- [Compito richiesto] Riscrivi le righe a partire da quella che contiene "170, 730, 206]" fino a quella che contiene "398, 770, 424]", entrambe incluse, sostituendo "page-thumbnail" con "page-preview" e lasciando invariato tutto il resto.
--
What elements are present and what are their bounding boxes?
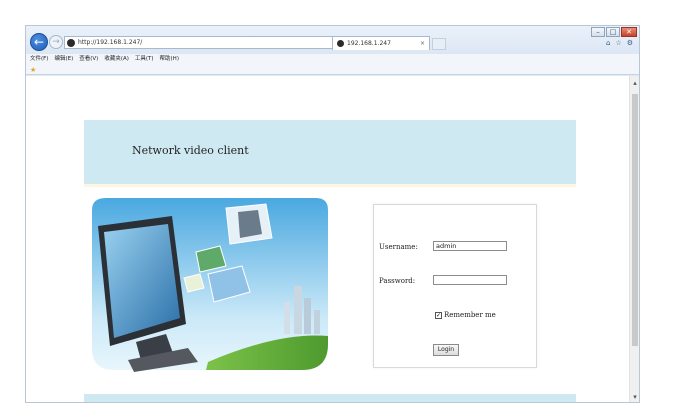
favorites-bar: ★ — [26, 65, 639, 75]
header-band: Network video client — [84, 120, 576, 187]
minimize-button[interactable]: – — [591, 27, 605, 37]
tab-title: 192.168.1.247 — [347, 40, 391, 47]
password-input[interactable] — [433, 275, 507, 285]
menu-view[interactable]: 查看(V) — [79, 54, 98, 65]
remember-me-checkbox[interactable]: ✓ — [435, 311, 442, 319]
close-button[interactable]: ✕ — [621, 27, 637, 37]
title-bar: ← → http://192.168.1.247/ ⌕ ▾ ↻ 192.168.… — [26, 26, 639, 54]
window-controls: – □ ✕ — [590, 27, 637, 37]
scroll-down-icon[interactable]: ▾ — [630, 392, 639, 402]
login-panel: Username: Password: ✓ Remember me Login — [373, 204, 537, 368]
remember-me-label: Remember me — [444, 311, 496, 319]
add-favorite-icon[interactable]: ★ — [30, 66, 36, 74]
address-url[interactable]: http://192.168.1.247/ — [78, 38, 142, 48]
tab-favicon-icon — [337, 40, 344, 47]
scroll-thumb[interactable] — [632, 94, 638, 346]
menu-tools[interactable]: 工具(T) — [135, 54, 154, 65]
header-divider — [84, 184, 576, 187]
hero-illustration — [92, 198, 328, 372]
remember-me-row: ✓ Remember me — [435, 311, 496, 319]
menu-help[interactable]: 帮助(H) — [160, 54, 179, 65]
menu-bar: 文件(F) 编辑(E) 查看(V) 收藏夹(A) 工具(T) 帮助(H) — [26, 54, 639, 65]
tab-active[interactable]: 192.168.1.247 × — [332, 36, 430, 50]
vertical-scrollbar[interactable]: ▴ ▾ — [629, 76, 639, 402]
browser-tools: ⌂ ☆ ⚙ — [606, 39, 633, 47]
username-label: Username: — [379, 243, 418, 251]
login-button[interactable]: Login — [433, 344, 459, 356]
address-bar[interactable]: http://192.168.1.247/ ⌕ ▾ ↻ — [64, 36, 356, 49]
site-favicon-icon — [67, 39, 75, 47]
footer-band — [84, 394, 576, 402]
password-label: Password: — [379, 277, 416, 285]
page-viewport: Network video client Username: admin Pas… — [26, 76, 630, 402]
maximize-button[interactable]: □ — [606, 27, 620, 37]
menu-favorites[interactable]: 收藏夹(A) — [104, 54, 129, 65]
forward-button[interactable]: → — [49, 35, 63, 49]
settings-icon[interactable]: ⚙ — [627, 39, 633, 47]
username-input[interactable] — [433, 241, 507, 251]
tab-close-icon[interactable]: × — [420, 38, 425, 49]
back-button[interactable]: ← — [30, 33, 48, 51]
favorites-icon[interactable]: ☆ — [615, 39, 621, 47]
scroll-up-icon[interactable]: ▴ — [630, 78, 639, 88]
menu-edit[interactable]: 编辑(E) — [54, 54, 73, 65]
page-title: Network video client — [132, 144, 249, 157]
browser-window: ← → http://192.168.1.247/ ⌕ ▾ ↻ 192.168.… — [25, 25, 640, 403]
new-tab-button[interactable] — [432, 38, 446, 50]
home-icon[interactable]: ⌂ — [606, 39, 610, 47]
menu-file[interactable]: 文件(F) — [30, 54, 48, 65]
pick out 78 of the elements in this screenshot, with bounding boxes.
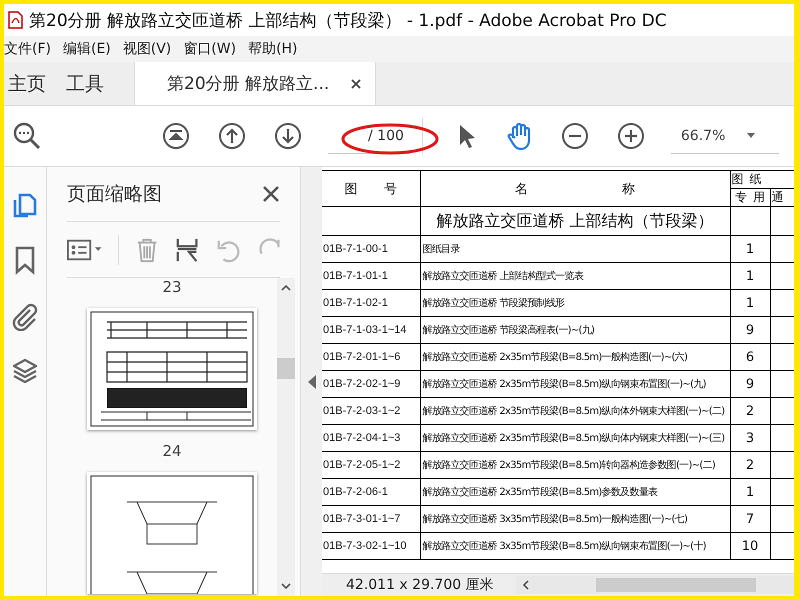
column-header: 名 称	[420, 170, 730, 206]
drawing-number-cell: 01B-7-2-04-1~3	[322, 424, 420, 452]
drawing-name-cell: 解放路立交匝道桥 2x35m节段梁(B=8.5m)参数及数量表	[420, 478, 730, 506]
scrollbar-thumb[interactable]	[277, 358, 295, 379]
drawing-name-cell: 解放路立交匝道桥 2x35m节段梁(B=8.5m)纵向钢束布置图(一)~(九)	[420, 370, 730, 398]
drawing-number-cell: 01B-7-1-02-1	[322, 290, 420, 316]
drawing-name-cell: 解放路立交匝道桥 节段梁高程表(一)~(九)	[420, 316, 730, 344]
collapse-arrow-icon[interactable]	[308, 374, 316, 388]
page-number-label: 23	[162, 278, 182, 296]
page-thumbnail[interactable]	[87, 308, 257, 430]
sheet-count-cell: 2	[730, 398, 770, 424]
column-header: 通	[770, 188, 794, 206]
tab[interactable]: 第20分册 解放路立...	[134, 62, 376, 105]
menu-item[interactable]: 帮助(H)	[248, 38, 298, 60]
page-count: / 100	[368, 128, 404, 144]
caret-icon	[747, 133, 756, 138]
sheet-count-cell: 1	[730, 290, 770, 316]
menu-item[interactable]: 视图(V)	[122, 38, 172, 60]
menu-item[interactable]: 窗口(W)	[183, 38, 236, 60]
drawing-name-cell: 图纸目录	[420, 236, 730, 262]
drawing-number-cell: 01B-7-1-00-1	[322, 236, 420, 262]
column-header: 图 号	[322, 170, 420, 206]
drawing-name-cell: 解放路立交匝道桥 2x35m节段梁(B=8.5m)纵向体内钢束大样图(一)~(三)	[420, 424, 730, 452]
page-size-label: 42.011 x 29.700 厘米	[345, 576, 495, 594]
drawing-number-cell: 01B-7-3-02-1~10	[322, 532, 420, 560]
close-icon[interactable]	[262, 185, 280, 203]
first-page-icon[interactable]	[162, 122, 190, 150]
panel-title: 页面缩略图	[67, 182, 162, 207]
drawing-number-cell: 01B-7-2-05-1~2	[322, 452, 420, 478]
scroll-left-icon[interactable]	[522, 580, 530, 590]
drawing-number-cell: 01B-7-3-01-1~7	[322, 506, 420, 532]
page-number-label: 24	[162, 442, 182, 460]
sheet-count-cell: 2	[730, 452, 770, 478]
drawing-number-cell: 01B-7-2-06-1	[322, 478, 420, 506]
close-tab-icon[interactable]	[351, 78, 362, 88]
column-header: 图 纸	[730, 170, 794, 188]
scrollbar[interactable]	[277, 278, 295, 596]
sheet-count-cell: 10	[730, 532, 770, 560]
table-heading: 解放路立交匝道桥 上部结构（节段梁）	[420, 206, 730, 236]
tab[interactable]: 工具	[62, 62, 120, 105]
scrollbar-thumb[interactable]	[596, 578, 756, 592]
sheet-count-cell: 1	[730, 262, 770, 290]
drawing-number-cell: 01B-7-1-01-1	[322, 262, 420, 290]
zoom-out-icon[interactable]	[560, 122, 589, 150]
drawing-name-cell: 解放路立交匝道桥 3x35m节段梁(B=8.5m)一般构造图(一)~(七)	[420, 506, 730, 532]
sheet-count-cell: 3	[730, 424, 770, 452]
menu-item[interactable]: 文件(F)	[4, 38, 51, 60]
drawing-name-cell: 解放路立交匝道桥 2x35m节段梁(B=8.5m)纵向体外钢束大样图(一)~(二)	[420, 398, 730, 424]
search-icon[interactable]	[12, 121, 42, 151]
sheet-count-cell: 1	[730, 478, 770, 506]
sheet-count-cell: 6	[730, 344, 770, 370]
drawing-name-cell: 解放路立交匝道桥 上部结构型式一览表	[420, 262, 730, 290]
bookmark-icon[interactable]	[13, 245, 37, 275]
zoom-dropdown[interactable]: 66.7%	[670, 118, 779, 154]
drawing-number-cell: 01B-7-2-02-1~9	[322, 370, 420, 398]
sheet-count-cell: 9	[730, 316, 770, 344]
horizontal-scrollbar[interactable]	[516, 576, 794, 594]
drawing-name-cell: 解放路立交匝道桥 节段梁预制线形	[420, 290, 730, 316]
drawing-name-cell: 解放路立交匝道桥 3x35m节段梁(B=8.5m)纵向钢束布置图(一)~(十)	[420, 532, 730, 560]
drawing-number-cell: 01B-7-1-03-1~14	[322, 316, 420, 344]
window-title: 第20分册 解放路立交匝道桥 上部结构（节段梁） - 1.pdf - Adobe Acrobat Pro DC	[29, 10, 667, 32]
drawing-name-cell: 解放路立交匝道桥 2x35m节段梁(B=8.5m)一般构造图(一)~(六)	[420, 344, 730, 370]
sheet-count-cell: 9	[730, 370, 770, 398]
zoom-in-icon[interactable]	[616, 122, 645, 150]
page-thumbnail[interactable]	[87, 472, 257, 594]
scroll-down-icon[interactable]	[281, 582, 291, 590]
sheet-count-cell: 1	[730, 236, 770, 262]
tab[interactable]: 主页	[4, 62, 62, 105]
layers-icon[interactable]	[11, 357, 39, 385]
paperclip-icon[interactable]	[11, 301, 39, 331]
drawing-number-cell: 01B-7-2-01-1~6	[322, 344, 420, 370]
menu-item[interactable]: 编辑(E)	[62, 38, 111, 60]
sheet-count-cell: 7	[730, 506, 770, 532]
drawing-name-cell: 解放路立交匝道桥 2x35m节段梁(B=8.5m)转向器构造参数图(一)~(二)	[420, 452, 730, 478]
column-header: 专 用	[730, 188, 770, 206]
drawing-number-cell: 01B-7-2-03-1~2	[322, 398, 420, 424]
scroll-up-icon[interactable]	[281, 284, 291, 292]
pdf-file-icon	[8, 11, 23, 29]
--
- [Compito svolto]
column-header: 名 称	[420, 170, 730, 206]
drawing-number-cell: 01B-7-2-04-1~3	[322, 424, 420, 452]
drawing-name-cell: 解放路立交匝道桥 2x35m节段梁(B=8.5m)参数及数量表	[420, 478, 730, 506]
scrollbar-thumb[interactable]	[277, 358, 295, 379]
drawing-name-cell: 解放路立交匝道桥 2x35m节段梁(B=8.5m)纵向钢束布置图(一)~(九)	[420, 370, 730, 398]
drawing-number-cell: 01B-7-1-02-1	[322, 290, 420, 316]
drawing-name-cell: 解放路立交匝道桥 节段梁高程表(一)~(九)	[420, 316, 730, 344]
collapse-arrow-icon[interactable]	[308, 374, 316, 388]
page-number-label: 23	[162, 278, 182, 296]
page-preview[interactable]	[87, 308, 257, 430]
sheet-count-cell: 2	[730, 398, 770, 424]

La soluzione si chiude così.